### GIVEN PROBLEM
Take every line that has the string "JSON" and copy it out.

### MATERIAL SUPPLIED
* START *

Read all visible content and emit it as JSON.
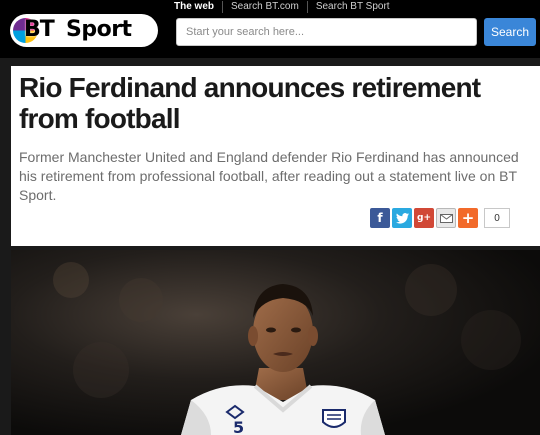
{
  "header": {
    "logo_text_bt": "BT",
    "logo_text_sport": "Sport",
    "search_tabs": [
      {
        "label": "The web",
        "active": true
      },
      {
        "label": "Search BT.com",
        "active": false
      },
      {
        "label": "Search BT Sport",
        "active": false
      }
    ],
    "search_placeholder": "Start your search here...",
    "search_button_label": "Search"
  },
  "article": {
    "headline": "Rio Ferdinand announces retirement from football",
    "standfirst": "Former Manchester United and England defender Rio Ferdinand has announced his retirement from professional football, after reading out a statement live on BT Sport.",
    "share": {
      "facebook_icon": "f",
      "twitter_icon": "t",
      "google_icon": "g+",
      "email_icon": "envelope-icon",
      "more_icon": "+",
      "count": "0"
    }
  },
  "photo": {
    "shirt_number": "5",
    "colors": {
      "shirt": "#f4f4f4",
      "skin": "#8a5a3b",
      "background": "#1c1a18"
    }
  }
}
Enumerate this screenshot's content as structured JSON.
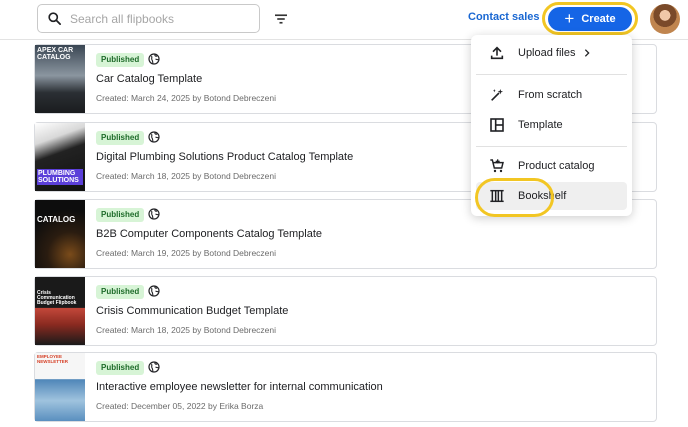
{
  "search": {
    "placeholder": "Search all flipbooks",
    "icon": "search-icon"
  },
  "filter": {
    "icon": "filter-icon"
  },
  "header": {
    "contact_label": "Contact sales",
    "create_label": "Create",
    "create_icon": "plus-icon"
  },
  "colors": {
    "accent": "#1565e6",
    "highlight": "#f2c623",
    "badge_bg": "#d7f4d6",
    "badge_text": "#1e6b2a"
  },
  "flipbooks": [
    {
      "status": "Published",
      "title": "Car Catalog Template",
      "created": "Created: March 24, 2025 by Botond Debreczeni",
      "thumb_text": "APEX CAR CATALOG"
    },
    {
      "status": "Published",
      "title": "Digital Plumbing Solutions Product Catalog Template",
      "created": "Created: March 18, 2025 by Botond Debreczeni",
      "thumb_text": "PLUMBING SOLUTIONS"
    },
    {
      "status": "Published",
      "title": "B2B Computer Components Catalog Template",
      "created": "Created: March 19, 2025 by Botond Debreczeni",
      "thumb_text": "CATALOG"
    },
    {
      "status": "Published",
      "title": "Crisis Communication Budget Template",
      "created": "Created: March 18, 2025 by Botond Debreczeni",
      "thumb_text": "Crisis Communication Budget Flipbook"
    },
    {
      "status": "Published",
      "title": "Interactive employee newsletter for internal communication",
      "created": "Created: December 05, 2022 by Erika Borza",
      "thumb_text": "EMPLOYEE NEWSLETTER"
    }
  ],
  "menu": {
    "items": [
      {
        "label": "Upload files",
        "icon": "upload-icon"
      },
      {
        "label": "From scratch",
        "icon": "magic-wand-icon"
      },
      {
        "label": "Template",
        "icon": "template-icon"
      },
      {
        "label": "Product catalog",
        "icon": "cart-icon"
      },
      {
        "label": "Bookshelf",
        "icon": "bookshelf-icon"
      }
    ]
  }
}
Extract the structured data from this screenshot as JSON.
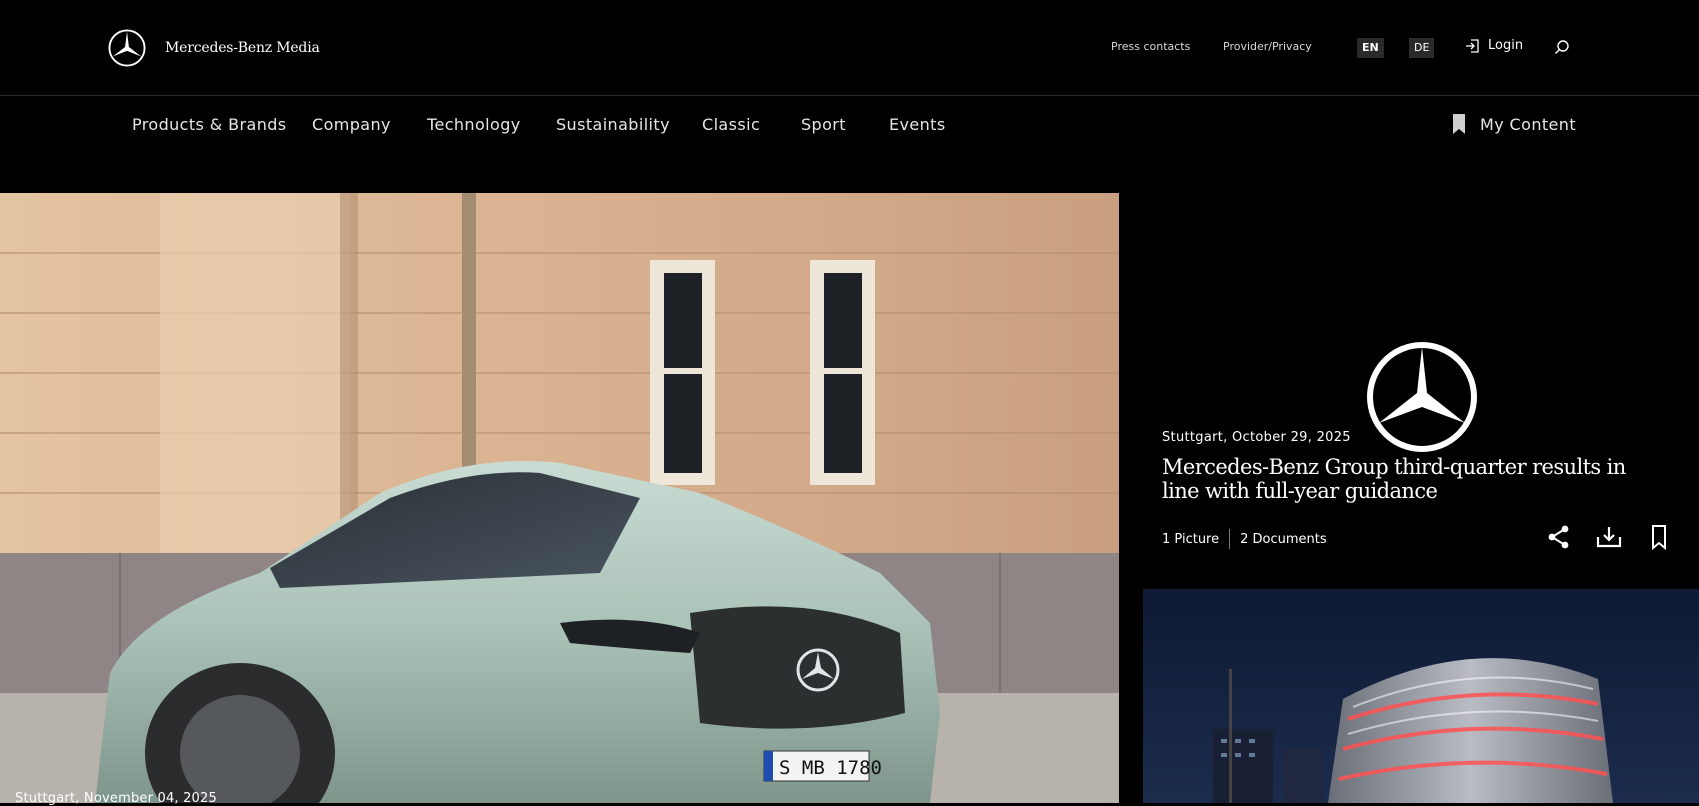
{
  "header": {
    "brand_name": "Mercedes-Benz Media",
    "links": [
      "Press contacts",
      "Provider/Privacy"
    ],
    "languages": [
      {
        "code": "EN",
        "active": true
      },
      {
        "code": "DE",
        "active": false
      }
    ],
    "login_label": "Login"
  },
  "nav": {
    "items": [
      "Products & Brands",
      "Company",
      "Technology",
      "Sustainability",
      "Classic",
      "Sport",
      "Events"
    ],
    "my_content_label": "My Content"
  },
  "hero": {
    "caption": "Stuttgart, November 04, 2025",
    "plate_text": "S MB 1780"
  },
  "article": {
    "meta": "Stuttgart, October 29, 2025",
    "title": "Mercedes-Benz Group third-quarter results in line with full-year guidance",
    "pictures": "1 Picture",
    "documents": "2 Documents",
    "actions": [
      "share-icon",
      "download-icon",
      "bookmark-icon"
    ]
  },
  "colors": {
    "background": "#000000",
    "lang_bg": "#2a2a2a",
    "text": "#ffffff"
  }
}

* END *

### ANSWER BELOW
Read all visible content and emit it as JSON.
Enumerate this screenshot's content as structured JSON.
Extract the structured data from this screenshot as JSON.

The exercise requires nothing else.